>> start
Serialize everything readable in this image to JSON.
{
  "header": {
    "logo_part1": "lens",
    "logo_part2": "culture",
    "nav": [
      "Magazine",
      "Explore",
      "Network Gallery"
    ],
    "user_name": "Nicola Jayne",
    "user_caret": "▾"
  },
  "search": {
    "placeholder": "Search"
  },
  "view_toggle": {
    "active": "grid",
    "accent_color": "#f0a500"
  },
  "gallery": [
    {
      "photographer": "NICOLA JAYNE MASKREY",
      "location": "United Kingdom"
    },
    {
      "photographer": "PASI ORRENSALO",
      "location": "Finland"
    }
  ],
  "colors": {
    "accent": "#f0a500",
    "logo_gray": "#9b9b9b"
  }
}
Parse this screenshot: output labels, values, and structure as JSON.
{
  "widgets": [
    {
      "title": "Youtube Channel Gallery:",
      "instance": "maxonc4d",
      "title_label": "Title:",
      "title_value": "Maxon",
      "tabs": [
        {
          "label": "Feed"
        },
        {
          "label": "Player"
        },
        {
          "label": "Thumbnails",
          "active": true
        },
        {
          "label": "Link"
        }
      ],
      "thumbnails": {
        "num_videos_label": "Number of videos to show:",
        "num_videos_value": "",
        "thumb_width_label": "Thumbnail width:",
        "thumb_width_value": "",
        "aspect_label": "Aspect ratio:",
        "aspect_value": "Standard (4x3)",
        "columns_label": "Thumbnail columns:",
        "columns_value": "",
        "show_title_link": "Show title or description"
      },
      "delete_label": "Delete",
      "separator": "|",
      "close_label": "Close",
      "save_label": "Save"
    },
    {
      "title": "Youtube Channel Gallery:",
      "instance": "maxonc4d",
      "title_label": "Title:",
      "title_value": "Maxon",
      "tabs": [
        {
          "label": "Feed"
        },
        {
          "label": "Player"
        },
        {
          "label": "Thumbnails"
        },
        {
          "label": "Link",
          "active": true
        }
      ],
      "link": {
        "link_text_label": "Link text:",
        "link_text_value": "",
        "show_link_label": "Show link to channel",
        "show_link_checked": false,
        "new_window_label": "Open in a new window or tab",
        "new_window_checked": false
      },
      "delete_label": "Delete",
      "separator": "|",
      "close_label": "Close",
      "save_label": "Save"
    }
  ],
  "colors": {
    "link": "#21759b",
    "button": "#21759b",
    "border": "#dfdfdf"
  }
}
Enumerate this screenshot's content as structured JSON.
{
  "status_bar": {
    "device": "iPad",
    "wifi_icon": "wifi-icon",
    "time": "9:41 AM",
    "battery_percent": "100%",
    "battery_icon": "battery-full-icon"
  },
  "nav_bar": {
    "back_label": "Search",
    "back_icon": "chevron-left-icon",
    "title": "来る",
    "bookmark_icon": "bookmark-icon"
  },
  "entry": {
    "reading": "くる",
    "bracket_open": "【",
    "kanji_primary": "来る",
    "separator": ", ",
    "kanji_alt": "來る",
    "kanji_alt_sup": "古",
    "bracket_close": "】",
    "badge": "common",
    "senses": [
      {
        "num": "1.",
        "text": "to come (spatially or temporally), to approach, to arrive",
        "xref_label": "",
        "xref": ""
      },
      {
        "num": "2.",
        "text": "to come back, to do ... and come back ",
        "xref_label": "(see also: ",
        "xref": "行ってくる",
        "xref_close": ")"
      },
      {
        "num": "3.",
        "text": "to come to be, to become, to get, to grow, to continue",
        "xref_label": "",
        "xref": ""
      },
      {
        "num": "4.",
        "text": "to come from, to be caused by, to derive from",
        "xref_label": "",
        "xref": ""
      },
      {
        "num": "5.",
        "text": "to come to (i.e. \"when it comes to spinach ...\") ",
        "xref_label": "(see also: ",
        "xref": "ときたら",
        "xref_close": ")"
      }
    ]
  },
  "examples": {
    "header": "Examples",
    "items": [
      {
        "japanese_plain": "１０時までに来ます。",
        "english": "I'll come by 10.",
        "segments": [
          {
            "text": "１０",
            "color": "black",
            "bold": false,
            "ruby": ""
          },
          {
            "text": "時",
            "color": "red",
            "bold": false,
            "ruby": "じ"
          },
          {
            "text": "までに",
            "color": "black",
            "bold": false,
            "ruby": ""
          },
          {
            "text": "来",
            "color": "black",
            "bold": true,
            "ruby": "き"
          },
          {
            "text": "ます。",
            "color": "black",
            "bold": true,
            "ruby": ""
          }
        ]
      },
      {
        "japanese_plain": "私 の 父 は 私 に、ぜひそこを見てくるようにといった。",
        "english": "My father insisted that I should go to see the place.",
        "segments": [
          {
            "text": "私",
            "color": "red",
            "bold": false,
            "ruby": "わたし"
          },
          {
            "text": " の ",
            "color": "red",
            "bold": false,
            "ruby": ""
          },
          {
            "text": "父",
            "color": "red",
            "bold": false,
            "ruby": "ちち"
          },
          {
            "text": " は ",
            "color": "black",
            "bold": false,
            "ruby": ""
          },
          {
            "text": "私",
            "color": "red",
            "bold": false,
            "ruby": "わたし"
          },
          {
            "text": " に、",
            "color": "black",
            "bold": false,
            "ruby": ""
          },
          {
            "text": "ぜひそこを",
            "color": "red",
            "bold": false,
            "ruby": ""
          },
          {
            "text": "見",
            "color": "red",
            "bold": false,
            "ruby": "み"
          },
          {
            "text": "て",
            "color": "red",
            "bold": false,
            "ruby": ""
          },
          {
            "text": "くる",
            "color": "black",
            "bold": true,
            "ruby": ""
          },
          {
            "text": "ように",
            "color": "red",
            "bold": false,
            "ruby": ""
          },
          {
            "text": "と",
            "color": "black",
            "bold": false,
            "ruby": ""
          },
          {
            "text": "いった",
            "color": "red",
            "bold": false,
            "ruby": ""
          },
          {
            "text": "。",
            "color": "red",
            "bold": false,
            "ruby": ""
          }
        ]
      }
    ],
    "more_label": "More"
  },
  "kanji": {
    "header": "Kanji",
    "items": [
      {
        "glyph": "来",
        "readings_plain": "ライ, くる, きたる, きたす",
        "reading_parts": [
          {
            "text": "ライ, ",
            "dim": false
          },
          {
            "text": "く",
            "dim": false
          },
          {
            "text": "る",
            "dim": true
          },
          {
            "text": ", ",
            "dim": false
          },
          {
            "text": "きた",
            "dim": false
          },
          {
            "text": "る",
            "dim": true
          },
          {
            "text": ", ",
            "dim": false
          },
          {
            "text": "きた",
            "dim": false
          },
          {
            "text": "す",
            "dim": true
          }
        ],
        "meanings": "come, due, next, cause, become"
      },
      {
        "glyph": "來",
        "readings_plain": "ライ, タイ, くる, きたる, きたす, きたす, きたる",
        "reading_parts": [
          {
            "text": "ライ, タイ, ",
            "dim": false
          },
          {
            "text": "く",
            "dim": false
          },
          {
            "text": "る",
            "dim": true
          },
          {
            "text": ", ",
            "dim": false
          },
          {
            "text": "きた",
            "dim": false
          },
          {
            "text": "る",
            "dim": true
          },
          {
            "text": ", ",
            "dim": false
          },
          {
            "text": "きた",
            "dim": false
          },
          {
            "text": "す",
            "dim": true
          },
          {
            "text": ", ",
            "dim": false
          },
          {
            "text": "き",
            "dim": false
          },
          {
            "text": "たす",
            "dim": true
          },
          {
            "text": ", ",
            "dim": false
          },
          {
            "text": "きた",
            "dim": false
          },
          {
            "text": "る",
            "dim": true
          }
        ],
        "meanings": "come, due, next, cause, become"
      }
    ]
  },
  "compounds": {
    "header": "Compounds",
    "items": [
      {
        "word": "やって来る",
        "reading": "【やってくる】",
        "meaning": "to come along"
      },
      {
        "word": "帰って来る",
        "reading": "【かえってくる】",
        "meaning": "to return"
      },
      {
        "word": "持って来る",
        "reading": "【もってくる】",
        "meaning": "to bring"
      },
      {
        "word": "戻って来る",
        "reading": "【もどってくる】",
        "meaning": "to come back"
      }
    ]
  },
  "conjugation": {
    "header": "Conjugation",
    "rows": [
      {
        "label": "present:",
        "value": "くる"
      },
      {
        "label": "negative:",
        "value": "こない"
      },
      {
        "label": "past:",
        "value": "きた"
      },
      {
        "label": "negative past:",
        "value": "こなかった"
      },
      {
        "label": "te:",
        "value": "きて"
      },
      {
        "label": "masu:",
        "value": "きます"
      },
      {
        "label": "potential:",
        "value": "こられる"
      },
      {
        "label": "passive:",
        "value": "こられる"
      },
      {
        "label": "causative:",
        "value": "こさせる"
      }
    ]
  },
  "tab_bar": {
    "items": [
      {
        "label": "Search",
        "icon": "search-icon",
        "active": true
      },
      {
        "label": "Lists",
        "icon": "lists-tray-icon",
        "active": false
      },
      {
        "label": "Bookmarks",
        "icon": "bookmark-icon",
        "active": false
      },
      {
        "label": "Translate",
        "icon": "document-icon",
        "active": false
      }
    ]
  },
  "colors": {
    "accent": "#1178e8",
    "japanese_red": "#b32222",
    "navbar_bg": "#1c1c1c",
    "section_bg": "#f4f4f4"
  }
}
>> end
#### Your instructions
In the entries above, find each line with the string "location" and copy it.

#### Solution to the problem
      "location": "United Kingdom"
      "location": "Finland"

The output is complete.